Exercise prompt -
Return the material word for word. Do not include pictures.

[Rows from a figure dataset]
------------------------

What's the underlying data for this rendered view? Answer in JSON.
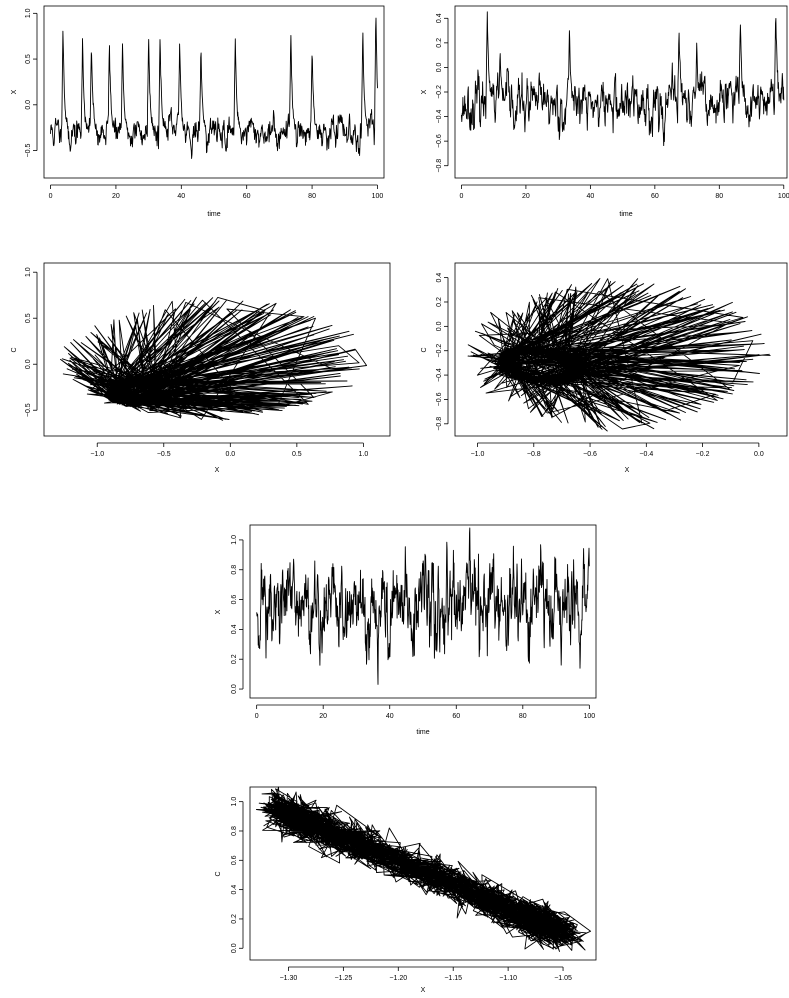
{
  "chart_data": [
    {
      "id": "p1",
      "type": "line",
      "xlabel": "time",
      "ylabel": "X",
      "xlim": [
        -2,
        102
      ],
      "ylim": [
        -0.8,
        1.08
      ],
      "xticks": [
        0,
        20,
        40,
        60,
        80,
        100
      ],
      "yticks": [
        -0.5,
        0.0,
        0.5,
        1.0
      ],
      "xtick_labels": [
        "0",
        "20",
        "40",
        "60",
        "80",
        "100"
      ],
      "ytick_labels": [
        "−0.5",
        "0.0",
        "0.5",
        "1.0"
      ],
      "series": [
        {
          "x_start": 0,
          "x_end": 100,
          "n": 900,
          "kind": "spiky",
          "baseline": -0.3,
          "noise": 0.12,
          "seed": 11,
          "spikes": [
            {
              "x": 3.8,
              "y": 0.88
            },
            {
              "x": 9.8,
              "y": 0.72
            },
            {
              "x": 12.5,
              "y": 0.7
            },
            {
              "x": 18,
              "y": 0.7
            },
            {
              "x": 22,
              "y": 0.68
            },
            {
              "x": 30,
              "y": 0.78
            },
            {
              "x": 33.5,
              "y": 0.75
            },
            {
              "x": 39.5,
              "y": 0.72
            },
            {
              "x": 46,
              "y": 0.68
            },
            {
              "x": 56.5,
              "y": 0.78
            },
            {
              "x": 73.5,
              "y": 0.82
            },
            {
              "x": 80,
              "y": 0.62
            },
            {
              "x": 95.5,
              "y": 0.88
            },
            {
              "x": 99.5,
              "y": 1.06
            }
          ]
        }
      ]
    },
    {
      "id": "p2",
      "type": "line",
      "xlabel": "time",
      "ylabel": "X",
      "xlim": [
        -2,
        101
      ],
      "ylim": [
        -0.9,
        0.5
      ],
      "xticks": [
        0,
        20,
        40,
        60,
        80,
        100
      ],
      "yticks": [
        -0.8,
        -0.6,
        -0.4,
        -0.2,
        0.0,
        0.2,
        0.4
      ],
      "xtick_labels": [
        "0",
        "20",
        "40",
        "60",
        "80",
        "100"
      ],
      "ytick_labels": [
        "−0.8",
        "−0.6",
        "−0.4",
        "−0.2",
        "0.0",
        "0.2",
        "0.4"
      ],
      "series": [
        {
          "x_start": 0,
          "x_end": 100,
          "n": 900,
          "kind": "spiky",
          "baseline": -0.3,
          "noise": 0.14,
          "seed": 23,
          "spikes": [
            {
              "x": 8,
              "y": 0.46
            },
            {
              "x": 12,
              "y": 0.1
            },
            {
              "x": 33.5,
              "y": 0.3
            },
            {
              "x": 67.5,
              "y": 0.34
            },
            {
              "x": 73,
              "y": 0.18
            },
            {
              "x": 86.5,
              "y": 0.42
            },
            {
              "x": 97.5,
              "y": 0.48
            }
          ]
        }
      ]
    },
    {
      "id": "p3",
      "type": "line",
      "xlabel": "X",
      "ylabel": "C",
      "xlim": [
        -1.4,
        1.2
      ],
      "ylim": [
        -0.78,
        1.1
      ],
      "xticks": [
        -1.0,
        -0.5,
        0.0,
        0.5,
        1.0
      ],
      "yticks": [
        -0.5,
        0.0,
        0.5,
        1.0
      ],
      "xtick_labels": [
        "−1.0",
        "−0.5",
        "0.0",
        "0.5",
        "1.0"
      ],
      "ytick_labels": [
        "−0.5",
        "0.0",
        "0.5",
        "1.0"
      ],
      "series": [
        {
          "kind": "phase-loop",
          "n": 2200,
          "seed": 37,
          "center": [
            -0.72,
            -0.3
          ],
          "cluster_spread": [
            0.18,
            0.12
          ],
          "loop_top": 0.72,
          "loop_right": 1.05,
          "loop_left": -1.3,
          "loop_bottom": -0.62
        }
      ]
    },
    {
      "id": "p4",
      "type": "line",
      "xlabel": "X",
      "ylabel": "C",
      "xlim": [
        -1.08,
        0.1
      ],
      "ylim": [
        -0.9,
        0.52
      ],
      "xticks": [
        -1.0,
        -0.8,
        -0.6,
        -0.4,
        -0.2,
        0.0
      ],
      "yticks": [
        -0.8,
        -0.6,
        -0.4,
        -0.2,
        0.0,
        0.2,
        0.4
      ],
      "xtick_labels": [
        "−1.0",
        "−0.8",
        "−0.6",
        "−0.4",
        "−0.2",
        "0.0"
      ],
      "ytick_labels": [
        "−0.8",
        "−0.6",
        "−0.4",
        "−0.2",
        "0.0",
        "0.2",
        "0.4"
      ],
      "series": [
        {
          "kind": "phase-loop",
          "n": 2200,
          "seed": 53,
          "center": [
            -0.78,
            -0.32
          ],
          "cluster_spread": [
            0.12,
            0.14
          ],
          "loop_top": 0.4,
          "loop_right": 0.05,
          "loop_left": -1.05,
          "loop_bottom": -0.85
        }
      ]
    },
    {
      "id": "p5",
      "type": "line",
      "xlabel": "time",
      "ylabel": "X",
      "xlim": [
        -2,
        102
      ],
      "ylim": [
        -0.06,
        1.1
      ],
      "xticks": [
        0,
        20,
        40,
        60,
        80,
        100
      ],
      "yticks": [
        0.0,
        0.2,
        0.4,
        0.6,
        0.8,
        1.0
      ],
      "xtick_labels": [
        "0",
        "20",
        "40",
        "60",
        "80",
        "100"
      ],
      "ytick_labels": [
        "0.0",
        "0.2",
        "0.4",
        "0.6",
        "0.8",
        "1.0"
      ],
      "series": [
        {
          "x_start": 0,
          "x_end": 100,
          "n": 1100,
          "kind": "noisy",
          "baseline": 0.55,
          "noise": 0.2,
          "seed": 71,
          "min": -0.05,
          "max": 1.08
        }
      ]
    },
    {
      "id": "p6",
      "type": "line",
      "xlabel": "X",
      "ylabel": "C",
      "xlim": [
        -1.335,
        -1.02
      ],
      "ylim": [
        -0.08,
        1.1
      ],
      "xticks": [
        -1.3,
        -1.25,
        -1.2,
        -1.15,
        -1.1,
        -1.05
      ],
      "yticks": [
        0.0,
        0.2,
        0.4,
        0.6,
        0.8,
        1.0
      ],
      "xtick_labels": [
        "−1.30",
        "−1.25",
        "−1.20",
        "−1.15",
        "−1.10",
        "−1.05"
      ],
      "ytick_labels": [
        "0.0",
        "0.2",
        "0.4",
        "0.6",
        "0.8",
        "1.0"
      ],
      "series": [
        {
          "kind": "diagonal-band",
          "n": 2400,
          "seed": 89,
          "from": [
            -1.32,
            0.98
          ],
          "to": [
            -1.04,
            0.08
          ],
          "spread": 0.12
        }
      ]
    }
  ]
}
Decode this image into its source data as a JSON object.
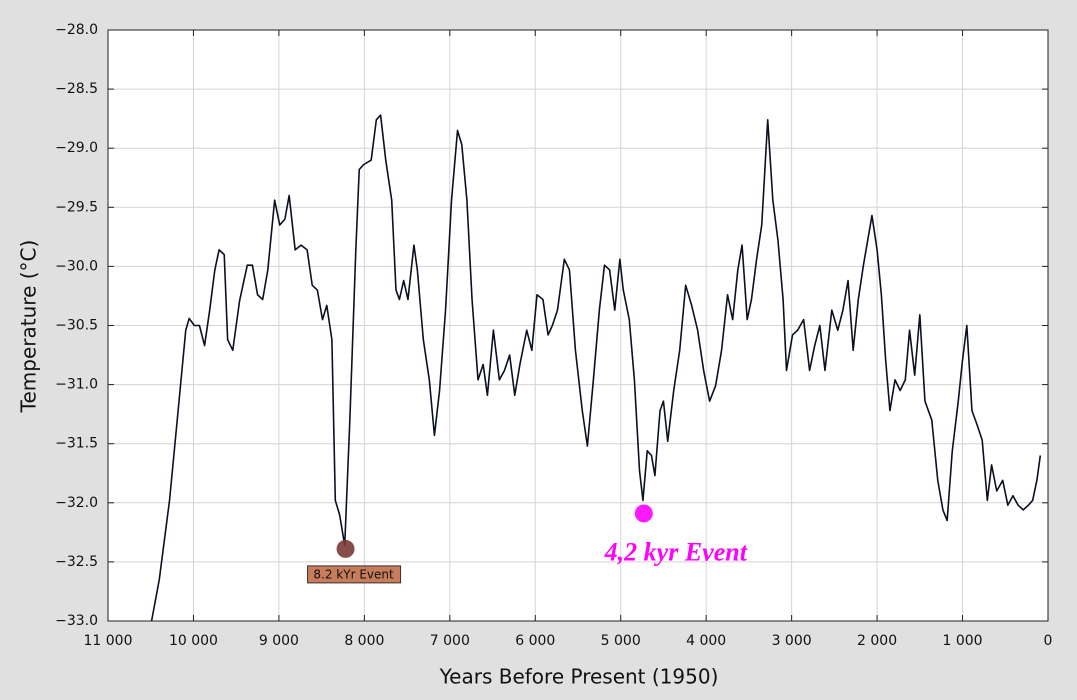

------------------------

Answer to this exercise -
What's the underlying data for this rendered view? Answer in JSON.
{
  "chart_data": [
    {
      "id": "p1",
      "type": "line",
      "xlabel": "time",
      "ylabel": "X",
      "xlim": [
        -2,
        102
      ],
      "ylim": [
        -0.8,
        1.08
      ],
      "xticks": [
        0,
        20,
        40,
        60,
        80,
        100
      ],
      "yticks": [
        -0.5,
        0.0,
        0.5,
        1.0
      ],
      "xtick_labels": [
        "0",
        "20",
        "40",
        "60",
        "80",
        "100"
      ],
      "ytick_labels": [
        "−0.5",
        "0.0",
        "0.5",
        "1.0"
      ],
      "series": [
        {
          "x_start": 0,
          "x_end": 100,
          "n": 900,
          "kind": "spiky",
          "baseline": -0.3,
          "noise": 0.12,
          "seed": 11,
          "spikes": [
            {
              "x": 3.8,
              "y": 0.88
            },
            {
              "x": 9.8,
              "y": 0.72
            },
            {
              "x": 12.5,
              "y": 0.7
            },
            {
              "x": 18,
              "y": 0.7
            },
            {
              "x": 22,
              "y": 0.68
            },
            {
              "x": 30,
              "y": 0.78
            },
            {
              "x": 33.5,
              "y": 0.75
            },
            {
              "x": 39.5,
              "y": 0.72
            },
            {
              "x": 46,
              "y": 0.68
            },
            {
              "x": 56.5,
              "y": 0.78
            },
            {
              "x": 73.5,
              "y": 0.82
            },
            {
              "x": 80,
              "y": 0.62
            },
            {
              "x": 95.5,
              "y": 0.88
            },
            {
              "x": 99.5,
              "y": 1.06
            }
          ]
        }
      ]
    },
    {
      "id": "p2",
      "type": "line",
      "xlabel": "time",
      "ylabel": "X",
      "xlim": [
        -2,
        101
      ],
      "ylim": [
        -0.9,
        0.5
      ],
      "xticks": [
        0,
        20,
        40,
        60,
        80,
        100
      ],
      "yticks": [
        -0.8,
        -0.6,
        -0.4,
        -0.2,
        0.0,
        0.2,
        0.4
      ],
      "xtick_labels": [
        "0",
        "20",
        "40",
        "60",
        "80",
        "100"
      ],
      "ytick_labels": [
        "−0.8",
        "−0.6",
        "−0.4",
        "−0.2",
        "0.0",
        "0.2",
        "0.4"
      ],
      "series": [
        {
          "x_start": 0,
          "x_end": 100,
          "n": 900,
          "kind": "spiky",
          "baseline": -0.3,
          "noise": 0.14,
          "seed": 23,
          "spikes": [
            {
              "x": 8,
              "y": 0.46
            },
            {
              "x": 12,
              "y": 0.1
            },
            {
              "x": 33.5,
              "y": 0.3
            },
            {
              "x": 67.5,
              "y": 0.34
            },
            {
              "x": 73,
              "y": 0.18
            },
            {
              "x": 86.5,
              "y": 0.42
            },
            {
              "x": 97.5,
              "y": 0.48
            }
          ]
        }
      ]
    },
    {
      "id": "p3",
      "type": "line",
      "xlabel": "X",
      "ylabel": "C",
      "xlim": [
        -1.4,
        1.2
      ],
      "ylim": [
        -0.78,
        1.1
      ],
      "xticks": [
        -1.0,
        -0.5,
        0.0,
        0.5,
        1.0
      ],
      "yticks": [
        -0.5,
        0.0,
        0.5,
        1.0
      ],
      "xtick_labels": [
        "−1.0",
        "−0.5",
        "0.0",
        "0.5",
        "1.0"
      ],
      "ytick_labels": [
        "−0.5",
        "0.0",
        "0.5",
        "1.0"
      ],
      "series": [
        {
          "kind": "phase-loop",
          "n": 2200,
          "seed": 37,
          "center": [
            -0.72,
            -0.3
          ],
          "cluster_spread": [
            0.18,
            0.12
          ],
          "loop_top": 0.72,
          "loop_right": 1.05,
          "loop_left": -1.3,
          "loop_bottom": -0.62
        }
      ]
    },
    {
      "id": "p4",
      "type": "line",
      "xlabel": "X",
      "ylabel": "C",
      "xlim": [
        -1.08,
        0.1
      ],
      "ylim": [
        -0.9,
        0.52
      ],
      "xticks": [
        -1.0,
        -0.8,
        -0.6,
        -0.4,
        -0.2,
        0.0
      ],
      "yticks": [
        -0.8,
        -0.6,
        -0.4,
        -0.2,
        0.0,
        0.2,
        0.4
      ],
      "xtick_labels": [
        "−1.0",
        "−0.8",
        "−0.6",
        "−0.4",
        "−0.2",
        "0.0"
      ],
      "ytick_labels": [
        "−0.8",
        "−0.6",
        "−0.4",
        "−0.2",
        "0.0",
        "0.2",
        "0.4"
      ],
      "series": [
        {
          "kind": "phase-loop",
          "n": 2200,
          "seed": 53,
          "center": [
            -0.78,
            -0.32
          ],
          "cluster_spread": [
            0.12,
            0.14
          ],
          "loop_top": 0.4,
          "loop_right": 0.05,
          "loop_left": -1.05,
          "loop_bottom": -0.85
        }
      ]
    },
    {
      "id": "p5",
      "type": "line",
      "xlabel": "time",
      "ylabel": "X",
      "xlim": [
        -2,
        102
      ],
      "ylim": [
        -0.06,
        1.1
      ],
      "xticks": [
        0,
        20,
        40,
        60,
        80,
        100
      ],
      "yticks": [
        0.0,
        0.2,
        0.4,
        0.6,
        0.8,
        1.0
      ],
      "xtick_labels": [
        "0",
        "20",
        "40",
        "60",
        "80",
        "100"
      ],
      "ytick_labels": [
        "0.0",
        "0.2",
        "0.4",
        "0.6",
        "0.8",
        "1.0"
      ],
      "series": [
        {
          "x_start": 0,
          "x_end": 100,
          "n": 1100,
          "kind": "noisy",
          "baseline": 0.55,
          "noise": 0.2,
          "seed": 71,
          "min": -0.05,
          "max": 1.08
        }
      ]
    },
    {
      "id": "p6",
      "type": "line",
      "xlabel": "X",
      "ylabel": "C",
      "xlim": [
        -1.335,
        -1.02
      ],
      "ylim": [
        -0.08,
        1.1
      ],
      "xticks": [
        -1.3,
        -1.25,
        -1.2,
        -1.15,
        -1.1,
        -1.05
      ],
      "yticks": [
        0.0,
        0.2,
        0.4,
        0.6,
        0.8,
        1.0
      ],
      "xtick_labels": [
        "−1.30",
        "−1.25",
        "−1.20",
        "−1.15",
        "−1.10",
        "−1.05"
      ],
      "ytick_labels": [
        "0.0",
        "0.2",
        "0.4",
        "0.6",
        "0.8",
        "1.0"
      ],
      "series": [
        {
          "kind": "diagonal-band",
          "n": 2400,
          "seed": 89,
          "from": [
            -1.32,
            0.98
          ],
          "to": [
            -1.04,
            0.08
          ],
          "spread": 0.12
        }
      ]
    }
  ]
}
Decode this image into its source data as a JSON object.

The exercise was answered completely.